Replace "bounding boxes" with "box coordinates" throughout the entries below and write them out again with everything else unchanged. Leave the pictures out.

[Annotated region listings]
########

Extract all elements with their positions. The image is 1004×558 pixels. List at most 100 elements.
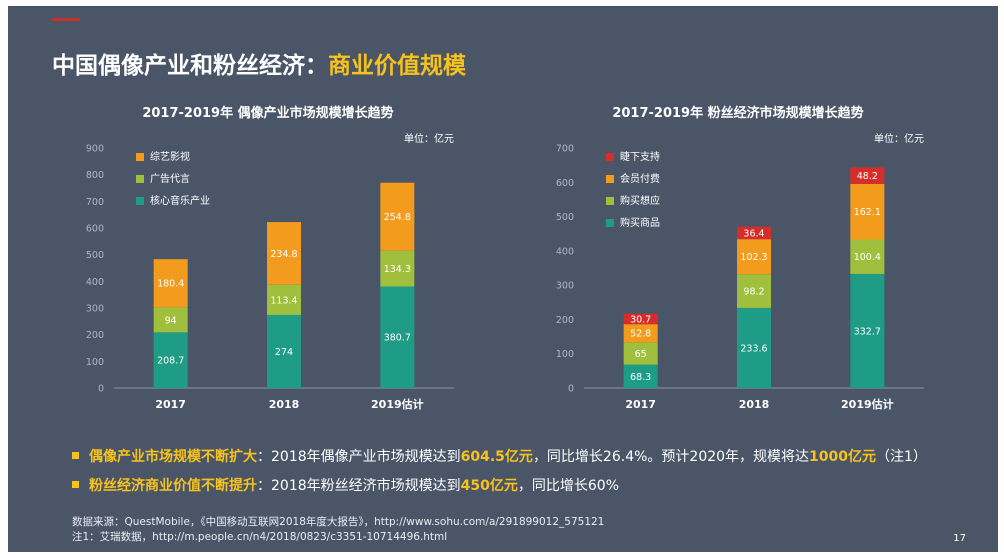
bullet-square-icon [72, 480, 79, 488]
y-tick-label: 200 [86, 330, 104, 341]
data-label: 134.3 [384, 264, 411, 275]
bar-segment [267, 284, 301, 315]
bar-segment [380, 286, 415, 388]
data-label: 380.7 [384, 333, 411, 344]
data-label: 98.2 [743, 287, 764, 298]
legend-label: 综艺影视 [150, 150, 190, 163]
legend-swatch [606, 153, 614, 161]
legend-swatch [136, 197, 144, 205]
data-label: 52.8 [630, 329, 651, 340]
title-main: 中国偶像产业和粉丝经济： [52, 53, 328, 79]
legend-label: 会员付费 [620, 172, 660, 185]
accent-mark [52, 18, 80, 21]
data-label: 254.8 [384, 212, 411, 223]
data-label: 180.4 [157, 279, 184, 290]
idol-industry-chart: 单位：亿元 0 100 200 300 400 500 600 700 800 900 208.7 94… [86, 132, 454, 411]
bar-segment [623, 313, 658, 325]
bar-segment [737, 307, 771, 388]
bullet-sep: ： [257, 449, 271, 465]
y-tick-label: 700 [86, 197, 104, 208]
data-label: 274 [275, 347, 293, 358]
bar-segment [153, 307, 188, 333]
legend-label: 购买想应 [620, 194, 660, 207]
source-line-2: 注1：艾瑞数据，http://m.people.cn/n4/2018/0823/… [72, 531, 448, 543]
slide: 中国偶像产业和粉丝经济：商业价值规模 2017-2019年 偶像产业市场规模增长… [8, 6, 998, 552]
y-tick-label: 400 [86, 277, 104, 288]
data-label: 234.8 [270, 249, 297, 260]
bar-segment [850, 183, 885, 240]
x-tick-label: 2017 [625, 398, 656, 411]
bar-segment [623, 342, 658, 365]
bar-segment [380, 250, 415, 287]
legend-label: 核心音乐产业 [150, 194, 210, 207]
bar-segment [737, 274, 771, 308]
data-label: 113.4 [270, 295, 297, 306]
y-tick-label: 500 [556, 212, 574, 223]
unit-label: 单位：亿元 [404, 132, 454, 145]
bar-segment [850, 273, 885, 388]
y-tick-label: 0 [568, 384, 574, 395]
bar-segment [267, 222, 301, 285]
bar-segment [737, 226, 771, 240]
bullet-label: 粉丝经济商业价值不断提升 [89, 478, 257, 494]
data-label: 233.6 [740, 343, 767, 354]
fan-economy-chart-panel: 2017-2019年 粉丝经济市场规模增长趋势 单位：亿元 0 100 200 300 4… [528, 92, 948, 426]
unit-label: 单位：亿元 [874, 132, 924, 145]
bullet-value: 1000亿元 [809, 449, 877, 465]
bullet-text: ，同比增长60% [517, 478, 619, 494]
bar-segment [850, 239, 885, 274]
y-tick-label: 0 [98, 384, 104, 395]
chart-title: 2017-2019年 粉丝经济市场规模增长趋势 [612, 106, 864, 121]
data-label: 100.4 [854, 252, 881, 263]
y-tick-label: 500 [86, 250, 104, 261]
idol-industry-chart-panel: 2017-2019年 偶像产业市场规模增长趋势 单位：亿元 0 100 200 300 4… [58, 92, 478, 426]
y-tick-label: 300 [86, 304, 104, 315]
y-tick-label: 100 [556, 349, 574, 360]
data-label: 208.7 [157, 356, 184, 367]
legend-swatch [606, 175, 614, 183]
x-tick-label: 2018 [269, 398, 300, 411]
chart-title: 2017-2019年 偶像产业市场规模增长趋势 [142, 106, 394, 121]
y-tick-label: 700 [556, 144, 574, 155]
y-tick-label: 800 [86, 170, 104, 181]
bar-segment [153, 332, 188, 388]
data-label: 65 [635, 349, 647, 360]
bullet-value: 604.5亿元 [460, 449, 533, 465]
slide-title: 中国偶像产业和粉丝经济：商业价值规模 [52, 46, 466, 80]
bullet-fan-economy: 粉丝经济商业价值不断提升：2018年粉丝经济市场规模达到450亿元，同比增长60… [72, 475, 619, 495]
bullet-note: （注1） [876, 449, 927, 465]
data-label: 48.2 [857, 171, 878, 182]
bar-segment [623, 364, 658, 388]
page-number: 17 [953, 533, 966, 544]
legend-swatch [136, 175, 144, 183]
bullet-square-icon [72, 451, 79, 459]
bar-segment [623, 324, 658, 343]
x-tick-label: 2019估计 [841, 397, 894, 411]
bar-segment [850, 167, 885, 184]
x-tick-label: 2018 [739, 398, 770, 411]
y-tick-label: 400 [556, 246, 574, 257]
bullet-text: ，同比增长26.4%。预计2020年，规模将达 [532, 449, 810, 465]
bullet-text: 2018年粉丝经济市场规模达到 [271, 478, 461, 494]
y-tick-label: 300 [556, 281, 574, 292]
x-tick-label: 2019估计 [371, 397, 424, 411]
bar-segment [153, 259, 188, 308]
data-label: 94 [165, 315, 177, 326]
data-label: 30.7 [630, 314, 651, 325]
bar-segment [380, 182, 415, 251]
legend-label: 购买商品 [620, 216, 660, 229]
bullet-idol-industry: 偶像产业市场规模不断扩大：2018年偶像产业市场规模达到604.5亿元，同比增长… [72, 446, 927, 466]
bar-segment [737, 239, 771, 275]
data-label: 332.7 [854, 326, 881, 337]
source-line-1: 数据来源：QuestMobile，《中国移动互联网2018年度大报告》，http… [72, 516, 605, 528]
bullet-text: 2018年偶像产业市场规模达到 [271, 449, 461, 465]
y-tick-label: 600 [86, 224, 104, 235]
data-label: 162.1 [854, 207, 881, 218]
data-label: 36.4 [743, 228, 764, 239]
legend-swatch [136, 153, 144, 161]
y-tick-label: 200 [556, 315, 574, 326]
legend-swatch [606, 197, 614, 205]
legend-label: 睫下支持 [620, 150, 660, 163]
bullet-sep: ： [257, 478, 271, 494]
x-tick-label: 2017 [155, 398, 186, 411]
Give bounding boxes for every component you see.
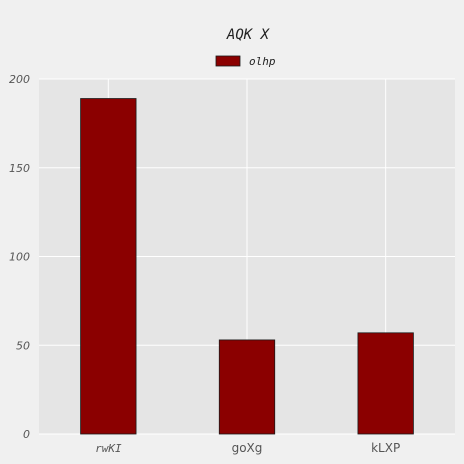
legend-label: olhp bbox=[249, 55, 276, 68]
legend: olhp bbox=[216, 55, 276, 68]
y-tick-label: 100 bbox=[9, 251, 30, 264]
bar-kLXP bbox=[358, 333, 413, 434]
bar-rwKI bbox=[81, 99, 136, 434]
x-tick-label: rwKI bbox=[95, 442, 122, 455]
legend-swatch bbox=[216, 56, 240, 66]
y-axis-ticks: 0 50 100 150 200 bbox=[9, 73, 30, 441]
y-tick-label: 50 bbox=[16, 339, 30, 352]
x-tick-label: kLXP bbox=[371, 441, 400, 455]
y-tick-label: 200 bbox=[9, 73, 30, 86]
x-tick-label: goXg bbox=[232, 441, 263, 455]
bar-goXg bbox=[219, 340, 274, 434]
y-tick-label: 0 bbox=[23, 428, 30, 441]
y-tick-label: 150 bbox=[9, 162, 30, 175]
x-axis-ticks: rwKI goXg kLXP bbox=[95, 441, 400, 455]
chart-title: AQK X bbox=[226, 27, 271, 43]
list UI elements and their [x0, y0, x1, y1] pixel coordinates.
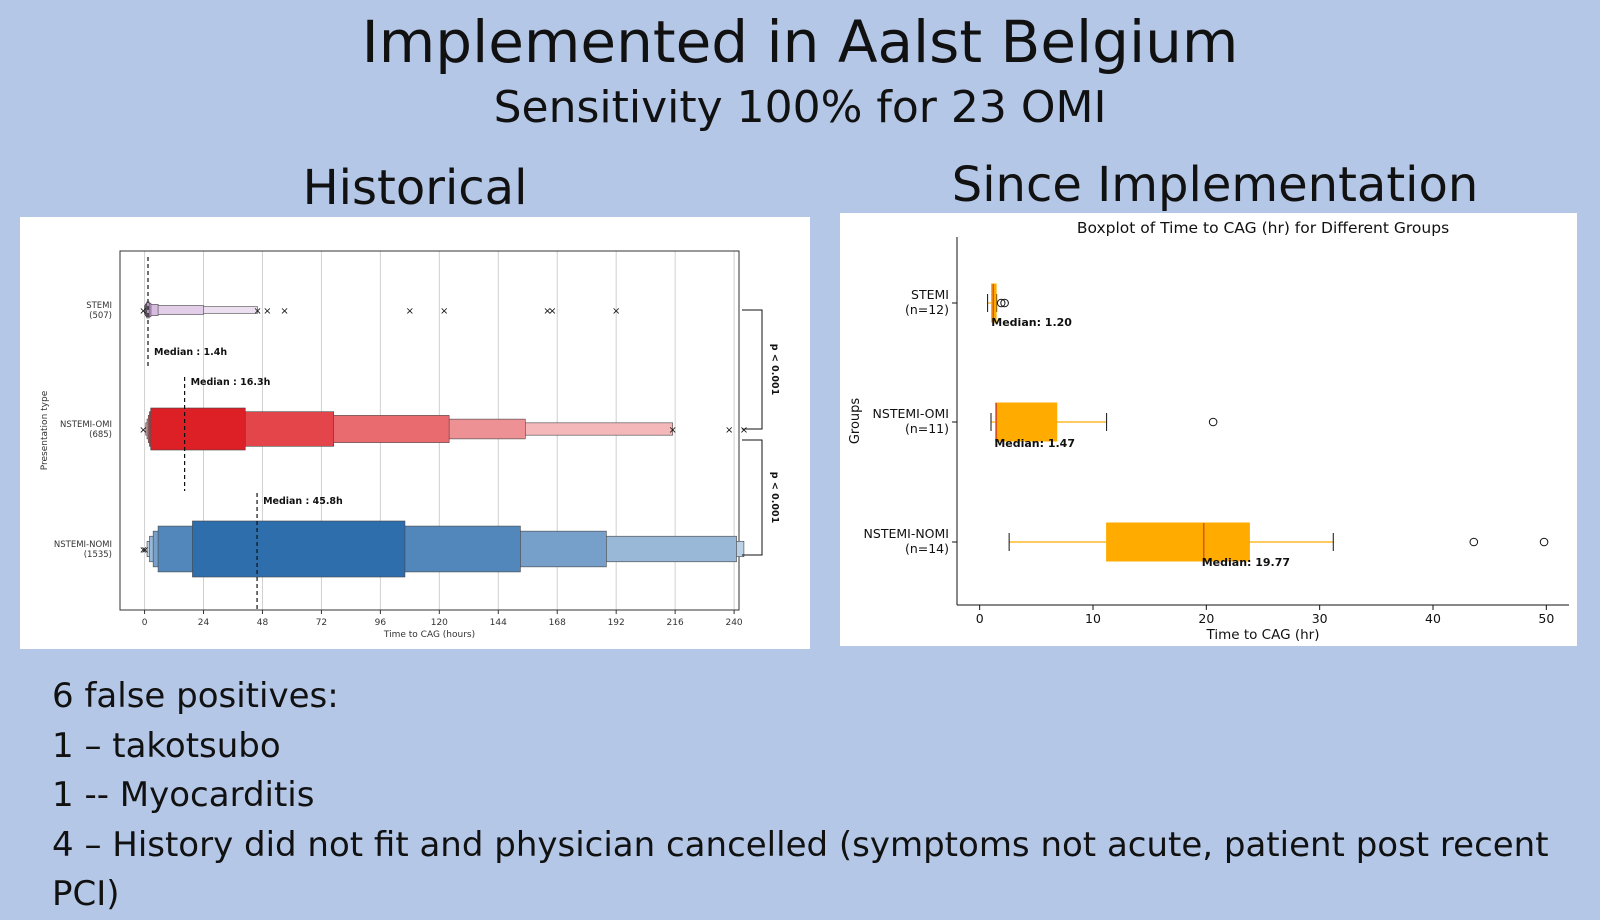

########

- Written response -
Extract all elements with their positions. The image is 1004×558 pixels. List at most 100 elements.
bullet-square-icon [72, 480, 79, 488]
y-tick-label: 200 [86, 330, 104, 341]
data-label: 134.3 [384, 264, 411, 275]
bar-segment [267, 284, 301, 315]
bar-segment [380, 286, 415, 388]
data-label: 380.7 [384, 333, 411, 344]
data-label: 98.2 [743, 287, 764, 298]
legend-label: 综艺影视 [150, 150, 190, 163]
legend-swatch [606, 153, 614, 161]
legend-swatch [136, 197, 144, 205]
data-label: 52.8 [630, 329, 651, 340]
title-main: 中国偶像产业和粉丝经济： [52, 53, 328, 79]
legend-label: 会员付费 [620, 172, 660, 185]
accent-mark [52, 18, 80, 21]
data-label: 254.8 [384, 212, 411, 223]
data-label: 180.4 [157, 279, 184, 290]
idol-industry-chart: 单位：亿元 0 100 200 300 400 500 600 700 800 900 208.7 94… [86, 132, 454, 411]
bar-segment [623, 313, 658, 325]
bar-segment [737, 307, 771, 388]
bullet-sep: ： [257, 449, 271, 465]
y-tick-label: 700 [86, 197, 104, 208]
data-label: 274 [275, 347, 293, 358]
bar-segment [153, 307, 188, 333]
legend-label: 购买想应 [620, 194, 660, 207]
source-line-2: 注1：艾瑞数据，http://m.people.cn/n4/2018/0823/… [72, 531, 448, 543]
slide: 中国偶像产业和粉丝经济：商业价值规模 2017-2019年 偶像产业市场规模增长… [8, 6, 998, 552]
y-tick-label: 400 [86, 277, 104, 288]
data-label: 234.8 [270, 249, 297, 260]
bar-segment [850, 183, 885, 240]
x-tick-label: 2017 [625, 398, 656, 411]
bar-segment [623, 342, 658, 365]
bar-segment [380, 250, 415, 287]
legend-label: 核心音乐产业 [150, 194, 210, 207]
bar-segment [737, 274, 771, 308]
data-label: 113.4 [270, 295, 297, 306]
y-tick-label: 500 [556, 212, 574, 223]
unit-label: 单位：亿元 [404, 132, 454, 145]
bar-segment [850, 273, 885, 388]
y-tick-label: 0 [568, 384, 574, 395]
bar-segment [267, 222, 301, 285]
bar-segment [737, 226, 771, 240]
bullet-label: 粉丝经济商业价值不断提升 [89, 478, 257, 494]
data-label: 233.6 [740, 343, 767, 354]
fan-economy-chart-panel: 2017-2019年 粉丝经济市场规模增长趋势 单位：亿元 0 100 200 300 4… [528, 92, 948, 426]
unit-label: 单位：亿元 [874, 132, 924, 145]
bullet-value: 1000亿元 [809, 449, 877, 465]
bullet-text: ，同比增长60% [517, 478, 619, 494]
bar-segment [850, 239, 885, 274]
y-tick-label: 0 [98, 384, 104, 395]
chart-title: 2017-2019年 粉丝经济市场规模增长趋势 [612, 106, 864, 121]
data-label: 100.4 [854, 252, 881, 263]
y-tick-label: 500 [86, 250, 104, 261]
idol-industry-chart-panel: 2017-2019年 偶像产业市场规模增长趋势 单位：亿元 0 100 200 300 4… [58, 92, 478, 426]
y-tick-label: 300 [86, 304, 104, 315]
y-tick-label: 100 [556, 349, 574, 360]
data-label: 208.7 [157, 356, 184, 367]
legend-swatch [606, 175, 614, 183]
x-tick-label: 2018 [269, 398, 300, 411]
chart-title: 2017-2019年 偶像产业市场规模增长趋势 [142, 106, 394, 121]
y-tick-label: 700 [556, 144, 574, 155]
y-tick-label: 800 [86, 170, 104, 181]
bar-segment [153, 332, 188, 388]
data-label: 65 [635, 349, 647, 360]
bullet-value: 604.5亿元 [460, 449, 533, 465]
slide-title: 中国偶像产业和粉丝经济：商业价值规模 [52, 46, 466, 80]
bullet-fan-economy: 粉丝经济商业价值不断提升：2018年粉丝经济市场规模达到450亿元，同比增长60… [72, 475, 619, 495]
bullet-note: （注1） [876, 449, 927, 465]
data-label: 48.2 [857, 171, 878, 182]
bar-segment [623, 364, 658, 388]
page-number: 17 [953, 533, 966, 544]
legend-swatch [136, 175, 144, 183]
bullet-square-icon [72, 451, 79, 459]
bar-segment [623, 324, 658, 343]
x-tick-label: 2019估计 [841, 397, 894, 411]
bar-segment [850, 167, 885, 184]
x-tick-label: 2018 [739, 398, 770, 411]
y-tick-label: 400 [556, 246, 574, 257]
bullet-text: ，同比增长26.4%。预计2020年，规模将达 [532, 449, 810, 465]
bullet-text: 2018年粉丝经济市场规模达到 [271, 478, 461, 494]
y-tick-label: 300 [556, 281, 574, 292]
x-tick-label: 2019估计 [371, 397, 424, 411]
bar-segment [153, 259, 188, 308]
data-label: 94 [165, 315, 177, 326]
data-label: 30.7 [630, 314, 651, 325]
bar-segment [380, 182, 415, 251]
legend-label: 购买商品 [620, 216, 660, 229]
bullet-idol-industry: 偶像产业市场规模不断扩大：2018年偶像产业市场规模达到604.5亿元，同比增长… [72, 446, 927, 466]
bar-segment [737, 239, 771, 275]
data-label: 332.7 [854, 326, 881, 337]
source-line-1: 数据来源：QuestMobile，《中国移动互联网2018年度大报告》，http… [72, 516, 605, 528]
bullet-text: 2018年偶像产业市场规模达到 [271, 449, 461, 465]
y-tick-label: 600 [86, 224, 104, 235]
data-label: 162.1 [854, 207, 881, 218]
data-label: 36.4 [743, 228, 764, 239]
legend-swatch [136, 153, 144, 161]
y-tick-label: 200 [556, 315, 574, 326]
legend-swatch [606, 197, 614, 205]
legend-label: 睫下支持 [620, 150, 660, 163]
bullet-sep: ： [257, 478, 271, 494]
x-tick-label: 2017 [155, 398, 186, 411]
Give box coordinates for every component you see.
legend-label: olhp bbox=[249, 55, 276, 68]
legend: olhp bbox=[216, 55, 276, 68]
y-tick-label: 100 bbox=[9, 251, 30, 264]
bar-kLXP bbox=[358, 333, 413, 434]
bar-rwKI bbox=[81, 99, 136, 434]
x-tick-label: rwKI bbox=[95, 442, 122, 455]
legend-swatch bbox=[216, 56, 240, 66]
y-axis-ticks: 0 50 100 150 200 bbox=[9, 73, 30, 441]
y-tick-label: 50 bbox=[16, 339, 30, 352]
x-tick-label: kLXP bbox=[371, 441, 400, 455]
y-tick-label: 200 bbox=[9, 73, 30, 86]
x-tick-label: goXg bbox=[232, 441, 263, 455]
bar-goXg bbox=[219, 340, 274, 434]
y-tick-label: 0 bbox=[23, 428, 30, 441]
y-tick-label: 150 bbox=[9, 162, 30, 175]
x-axis-ticks: rwKI goXg kLXP bbox=[95, 441, 400, 455]
chart-title: AQK X bbox=[226, 27, 271, 43]
list UI elements and their [x0, y0, x1, y1] pixel coordinates.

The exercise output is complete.